> **What needs to be done**
Reproduce the records. Keep every word exact and include no images.

> **Source material**
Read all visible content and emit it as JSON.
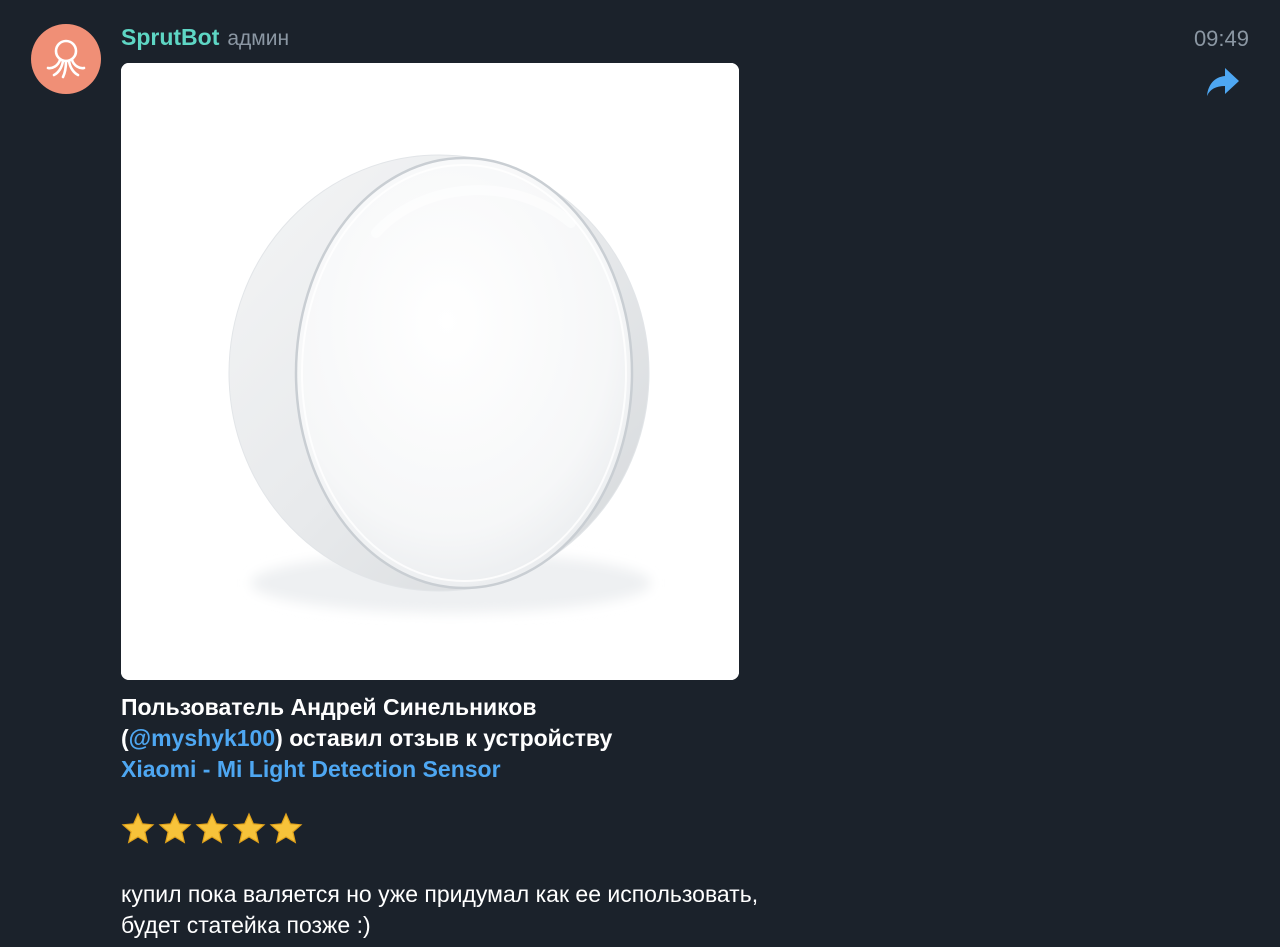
{
  "message": {
    "sender": "SprutBot",
    "role": "админ",
    "time": "09:49",
    "avatar_icon": "octopus-icon",
    "forward_icon": "forward-arrow-icon",
    "text": {
      "line1_prefix": "Пользователь Андрей Синельников",
      "open_paren": "(",
      "mention": "@myshyk100",
      "close_part": ") оставил отзыв к устройству",
      "device_link": "Xiaomi - Mi Light Detection Sensor"
    },
    "rating": {
      "stars": 5,
      "max": 5,
      "icon": "star-icon"
    },
    "review": "купил пока валяется но уже придумал как ее использовать, будет статейка позже :)"
  },
  "colors": {
    "background": "#1b222b",
    "sender": "#5ed6c4",
    "link": "#4ea7f2",
    "meta": "#8b97a3",
    "avatar": "#f08f76",
    "forward": "#4ea7f2"
  }
}
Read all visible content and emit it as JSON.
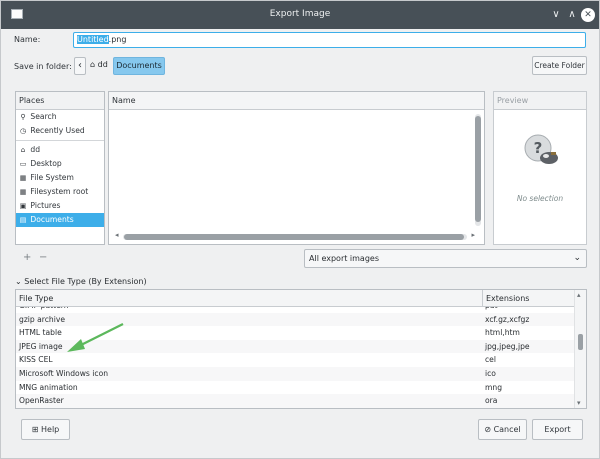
{
  "window": {
    "title": "Export Image",
    "controls": {
      "minimize": "∨",
      "maximize": "∧",
      "close": "✕"
    }
  },
  "name_row": {
    "label": "Name:",
    "value_selected": "Untitled",
    "value_rest": ".png"
  },
  "folder_row": {
    "label": "Save in folder:",
    "back": "‹",
    "home_label": "dd",
    "current": "Documents",
    "create_folder": "Create Folder"
  },
  "places": {
    "header": "Places",
    "items": [
      {
        "icon": "search-icon",
        "glyph": "⚲",
        "label": "Search"
      },
      {
        "icon": "recent-icon",
        "glyph": "◷",
        "label": "Recently Used"
      },
      {
        "icon": "home-icon",
        "glyph": "⌂",
        "label": "dd"
      },
      {
        "icon": "desktop-icon",
        "glyph": "▭",
        "label": "Desktop"
      },
      {
        "icon": "drive-icon",
        "glyph": "▦",
        "label": "File System"
      },
      {
        "icon": "drive-icon",
        "glyph": "▦",
        "label": "Filesystem root"
      },
      {
        "icon": "pictures-icon",
        "glyph": "▣",
        "label": "Pictures"
      },
      {
        "icon": "documents-icon",
        "glyph": "▤",
        "label": "Documents",
        "active": true
      }
    ]
  },
  "files": {
    "header": "Name"
  },
  "preview": {
    "header": "Preview",
    "status": "No selection"
  },
  "places_controls": {
    "add": "+",
    "remove": "−"
  },
  "filter": {
    "selected": "All export images"
  },
  "file_type_section": {
    "toggle": "Select File Type (By Extension)",
    "columns": [
      "File Type",
      "Extensions"
    ],
    "rows": [
      {
        "type": "GIMP pattern",
        "ext": "pat"
      },
      {
        "type": "gzip archive",
        "ext": "xcf.gz,xcfgz"
      },
      {
        "type": "HTML table",
        "ext": "html,htm"
      },
      {
        "type": "JPEG image",
        "ext": "jpg,jpeg,jpe"
      },
      {
        "type": "KISS CEL",
        "ext": "cel"
      },
      {
        "type": "Microsoft Windows icon",
        "ext": "ico"
      },
      {
        "type": "MNG animation",
        "ext": "mng"
      },
      {
        "type": "OpenRaster",
        "ext": "ora"
      }
    ]
  },
  "buttons": {
    "help": "Help",
    "cancel": "Cancel",
    "export": "Export"
  },
  "colors": {
    "accent": "#3daee9",
    "titlebar": "#475057",
    "annotation_arrow": "#5cb85c"
  }
}
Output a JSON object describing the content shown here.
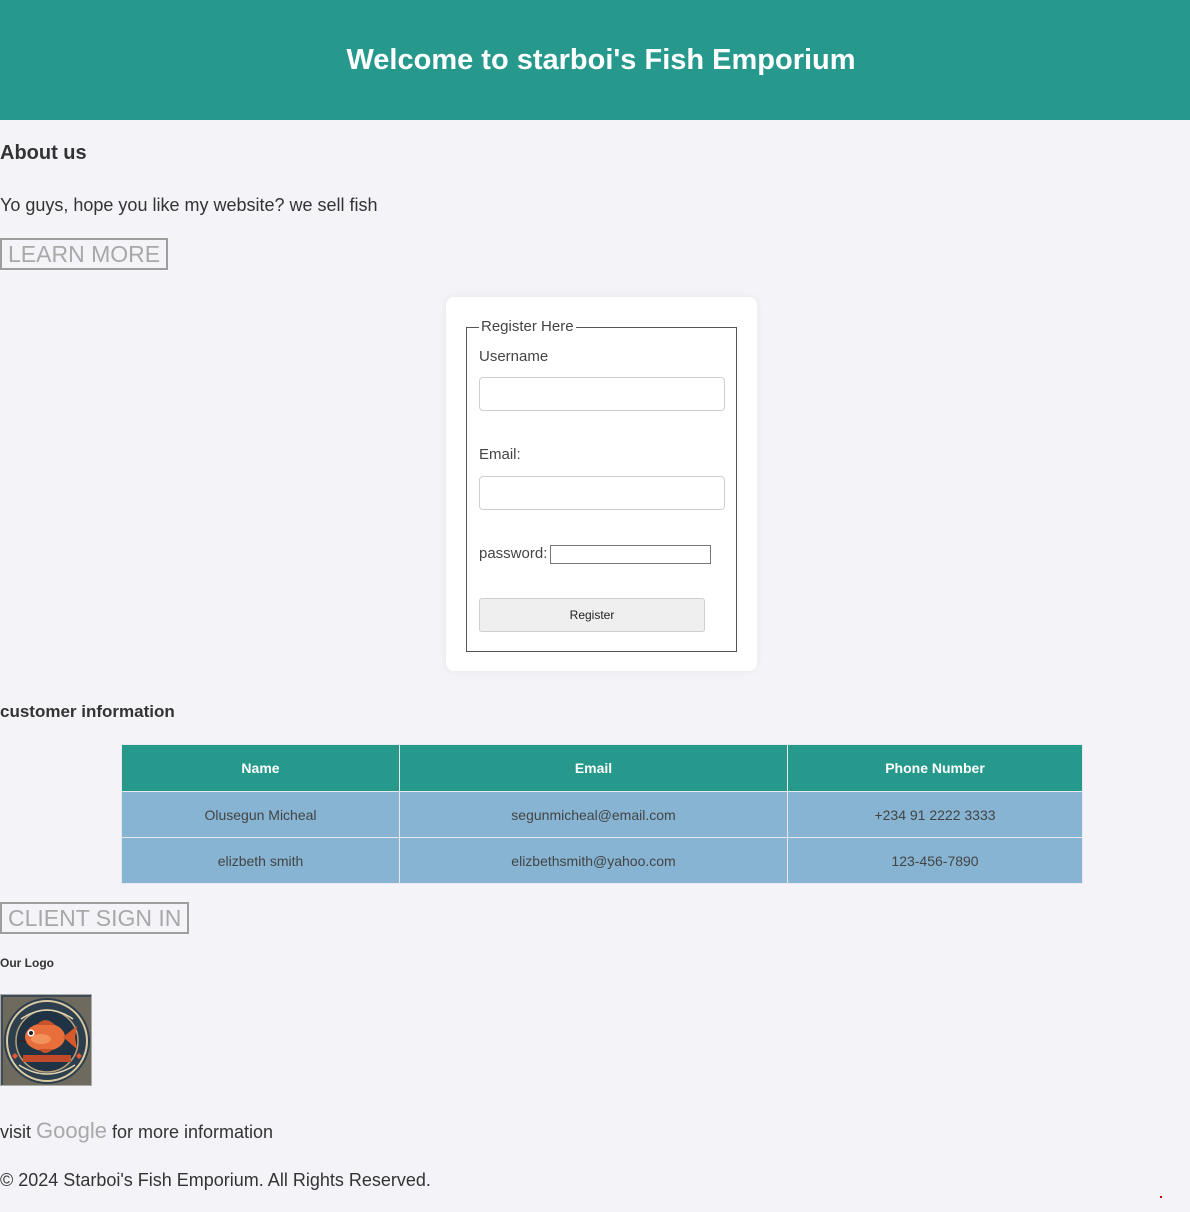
{
  "header": {
    "title": "Welcome to starboi's Fish Emporium"
  },
  "colors": {
    "header_bg": "#26998c",
    "table_header_bg": "#26998c",
    "table_row_bg": "#86b4d2",
    "page_bg": "#f4f4f8"
  },
  "about": {
    "heading": "About us",
    "text": "Yo guys, hope you like my website? we sell fish",
    "learn_more_label": "LEARN MORE"
  },
  "register_form": {
    "legend": "Register Here",
    "username_label": "Username",
    "username_value": "",
    "email_label": "Email:",
    "email_value": "",
    "password_label": "password:",
    "password_value": "",
    "submit_label": "Register"
  },
  "customers": {
    "heading": "customer information",
    "columns": [
      "Name",
      "Email",
      "Phone Number"
    ],
    "rows": [
      [
        "Olusegun Micheal",
        "segunmicheal@email.com",
        "+234 91 2222 3333"
      ],
      [
        "elizbeth smith",
        "elizbethsmith@yahoo.com",
        "123-456-7890"
      ]
    ]
  },
  "client_signin_label": "CLIENT SIGN IN",
  "logo_section": {
    "heading": "Our Logo",
    "logo_icon": "fish-logo-icon"
  },
  "visit": {
    "prefix": "visit",
    "link_text": "Google",
    "suffix": "for more information"
  },
  "footer": {
    "text": "© 2024 Starboi's Fish Emporium. All Rights Reserved."
  }
}
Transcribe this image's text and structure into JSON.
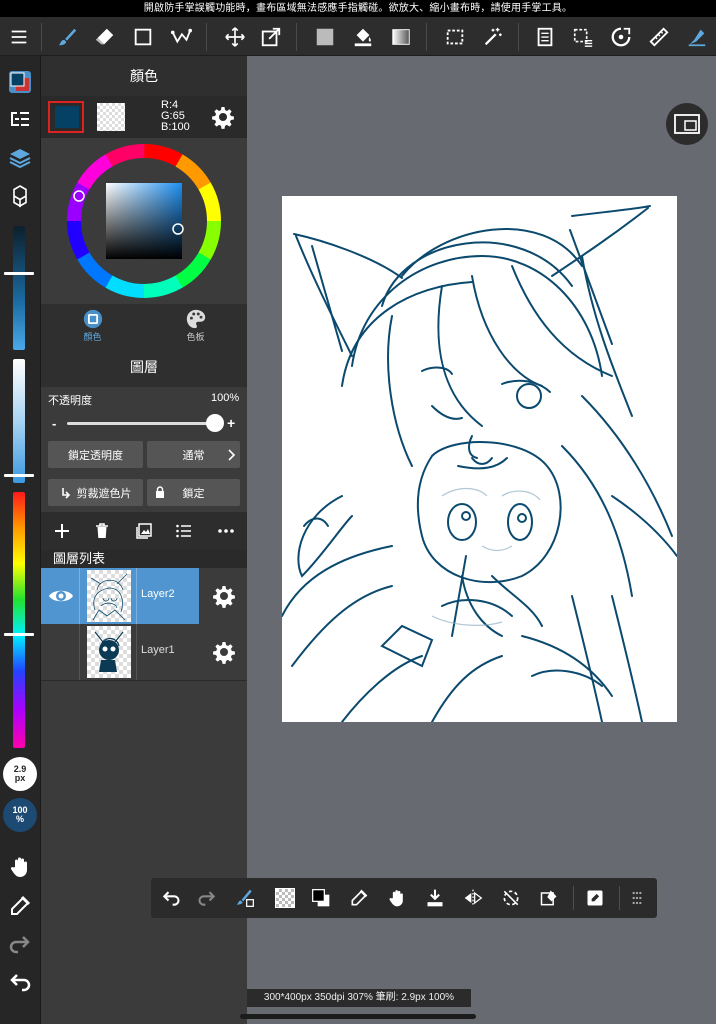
{
  "banner": {
    "text": "開啟防手掌誤觸功能時，畫布區域無法感應手指觸碰。欲放大、縮小畫布時，請使用手掌工具。"
  },
  "color_panel": {
    "title": "顏色",
    "rgb": {
      "r": "R:4",
      "g": "G:65",
      "b": "B:100"
    },
    "main_color": "#044164",
    "tabs": [
      {
        "label": "顏色"
      },
      {
        "label": "色板"
      }
    ]
  },
  "layer_panel": {
    "title": "圖層",
    "opacity_label": "不透明度",
    "opacity_value": "100%",
    "opacity_fraction": 1.0,
    "minus": "-",
    "plus": "+",
    "lock_alpha_label": "鎖定透明度",
    "blend_mode_label": "通常",
    "clipping_label": "剪裁遮色片",
    "lock_label": "鎖定",
    "list_title": "圖層列表",
    "layers": [
      {
        "name": "Layer2",
        "selected": true,
        "visible": true
      },
      {
        "name": "Layer1",
        "selected": false,
        "visible": false
      }
    ]
  },
  "left_tools": {
    "brush_size": {
      "value": "2.9",
      "unit": "px"
    },
    "opacity_badge": {
      "value": "100",
      "unit": "%"
    },
    "brush_size_slider_fraction": 0.27,
    "value_slider_fraction": 0.9,
    "hue_slider_fraction": 0.55
  },
  "status_bar": {
    "text": "300*400px 350dpi 307% 筆刷: 2.9px 100%"
  },
  "colors": {
    "accent_blue": "#4a90c8",
    "selected_layer_bg": "#5095cf",
    "line_art": "#0b4a6e"
  }
}
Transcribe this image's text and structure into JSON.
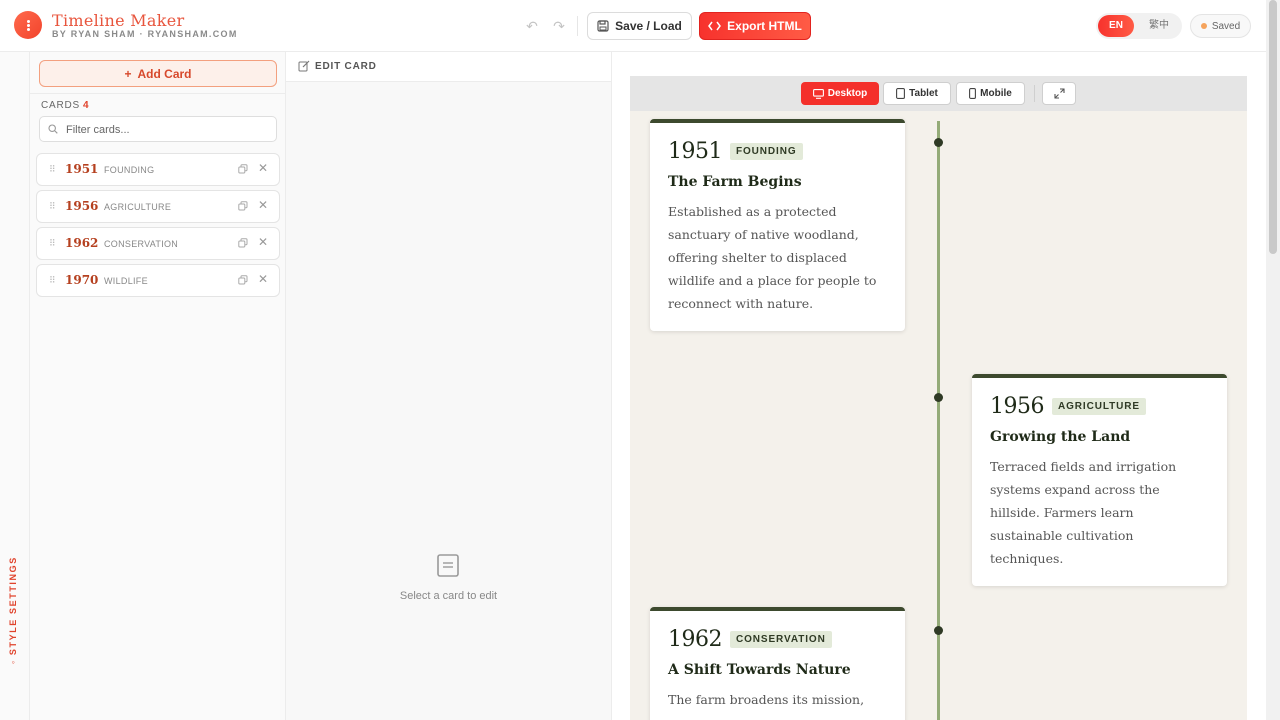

> **Response to the exercise**
Read all visible content and emit it as JSON.
{
  "message": {
    "sender": "SprutBot",
    "role": "админ",
    "time": "09:49",
    "avatar_icon": "octopus-icon",
    "forward_icon": "forward-arrow-icon",
    "text": {
      "line1_prefix": "Пользователь Андрей Синельников",
      "open_paren": "(",
      "mention": "@myshyk100",
      "close_part": ") оставил отзыв к устройству",
      "device_link": "Xiaomi - Mi Light Detection Sensor"
    },
    "rating": {
      "stars": 5,
      "max": 5,
      "icon": "star-icon"
    },
    "review": "купил пока валяется но уже придумал как ее использовать, будет статейка позже :)"
  },
  "colors": {
    "background": "#1b222b",
    "sender": "#5ed6c4",
    "link": "#4ea7f2",
    "meta": "#8b97a3",
    "avatar": "#f08f76",
    "forward": "#4ea7f2"
  }
}
Read all visible content and emit it as JSON.
{
  "window": {
    "title": "Export Image",
    "controls": {
      "minimize": "∨",
      "maximize": "∧",
      "close": "✕"
    }
  },
  "name_row": {
    "label": "Name:",
    "value_selected": "Untitled",
    "value_rest": ".png"
  },
  "folder_row": {
    "label": "Save in folder:",
    "back": "‹",
    "home_label": "dd",
    "current": "Documents",
    "create_folder": "Create Folder"
  },
  "places": {
    "header": "Places",
    "items": [
      {
        "icon": "search-icon",
        "glyph": "⚲",
        "label": "Search"
      },
      {
        "icon": "recent-icon",
        "glyph": "◷",
        "label": "Recently Used"
      },
      {
        "icon": "home-icon",
        "glyph": "⌂",
        "label": "dd"
      },
      {
        "icon": "desktop-icon",
        "glyph": "▭",
        "label": "Desktop"
      },
      {
        "icon": "drive-icon",
        "glyph": "▦",
        "label": "File System"
      },
      {
        "icon": "drive-icon",
        "glyph": "▦",
        "label": "Filesystem root"
      },
      {
        "icon": "pictures-icon",
        "glyph": "▣",
        "label": "Pictures"
      },
      {
        "icon": "documents-icon",
        "glyph": "▤",
        "label": "Documents",
        "active": true
      }
    ]
  },
  "files": {
    "header": "Name"
  },
  "preview": {
    "header": "Preview",
    "status": "No selection"
  },
  "places_controls": {
    "add": "+",
    "remove": "−"
  },
  "filter": {
    "selected": "All export images"
  },
  "file_type_section": {
    "toggle": "Select File Type (By Extension)",
    "columns": [
      "File Type",
      "Extensions"
    ],
    "rows": [
      {
        "type": "GIMP pattern",
        "ext": "pat"
      },
      {
        "type": "gzip archive",
        "ext": "xcf.gz,xcfgz"
      },
      {
        "type": "HTML table",
        "ext": "html,htm"
      },
      {
        "type": "JPEG image",
        "ext": "jpg,jpeg,jpe"
      },
      {
        "type": "KISS CEL",
        "ext": "cel"
      },
      {
        "type": "Microsoft Windows icon",
        "ext": "ico"
      },
      {
        "type": "MNG animation",
        "ext": "mng"
      },
      {
        "type": "OpenRaster",
        "ext": "ora"
      }
    ]
  },
  "buttons": {
    "help": "Help",
    "cancel": "Cancel",
    "export": "Export"
  },
  "colors": {
    "accent": "#3daee9",
    "titlebar": "#475057",
    "annotation_arrow": "#5cb85c"
  }
}
Output a JSON object describing the content shown here.
{
  "header": {
    "title": "Welcome to starboi's Fish Emporium"
  },
  "colors": {
    "header_bg": "#26998c",
    "table_header_bg": "#26998c",
    "table_row_bg": "#86b4d2",
    "page_bg": "#f4f4f8"
  },
  "about": {
    "heading": "About us",
    "text": "Yo guys, hope you like my website? we sell fish",
    "learn_more_label": "LEARN MORE"
  },
  "register_form": {
    "legend": "Register Here",
    "username_label": "Username",
    "username_value": "",
    "email_label": "Email:",
    "email_value": "",
    "password_label": "password:",
    "password_value": "",
    "submit_label": "Register"
  },
  "customers": {
    "heading": "customer information",
    "columns": [
      "Name",
      "Email",
      "Phone Number"
    ],
    "rows": [
      [
        "Olusegun Micheal",
        "segunmicheal@email.com",
        "+234 91 2222 3333"
      ],
      [
        "elizbeth smith",
        "elizbethsmith@yahoo.com",
        "123-456-7890"
      ]
    ]
  },
  "client_signin_label": "CLIENT SIGN IN",
  "logo_section": {
    "heading": "Our Logo",
    "logo_icon": "fish-logo-icon"
  },
  "visit": {
    "prefix": "visit",
    "link_text": "Google",
    "suffix": "for more information"
  },
  "footer": {
    "text": "© 2024 Starboi's Fish Emporium. All Rights Reserved."
  }
}
Transcribe this image's text and structure into JSON.
{
  "banner": {
    "text": "開啟防手掌誤觸功能時，畫布區域無法感應手指觸碰。欲放大、縮小畫布時，請使用手掌工具。"
  },
  "color_panel": {
    "title": "顏色",
    "rgb": {
      "r": "R:4",
      "g": "G:65",
      "b": "B:100"
    },
    "main_color": "#044164",
    "tabs": [
      {
        "label": "顏色"
      },
      {
        "label": "色板"
      }
    ]
  },
  "layer_panel": {
    "title": "圖層",
    "opacity_label": "不透明度",
    "opacity_value": "100%",
    "opacity_fraction": 1.0,
    "minus": "-",
    "plus": "+",
    "lock_alpha_label": "鎖定透明度",
    "blend_mode_label": "通常",
    "clipping_label": "剪裁遮色片",
    "lock_label": "鎖定",
    "list_title": "圖層列表",
    "layers": [
      {
        "name": "Layer2",
        "selected": true,
        "visible": true
      },
      {
        "name": "Layer1",
        "selected": false,
        "visible": false
      }
    ]
  },
  "left_tools": {
    "brush_size": {
      "value": "2.9",
      "unit": "px"
    },
    "opacity_badge": {
      "value": "100",
      "unit": "%"
    },
    "brush_size_slider_fraction": 0.27,
    "value_slider_fraction": 0.9,
    "hue_slider_fraction": 0.55
  },
  "status_bar": {
    "text": "300*400px 350dpi 307% 筆刷: 2.9px 100%"
  },
  "colors": {
    "accent_blue": "#4a90c8",
    "selected_layer_bg": "#5095cf",
    "line_art": "#0b4a6e"
  }
}
Transcribe this image's text and structure into JSON.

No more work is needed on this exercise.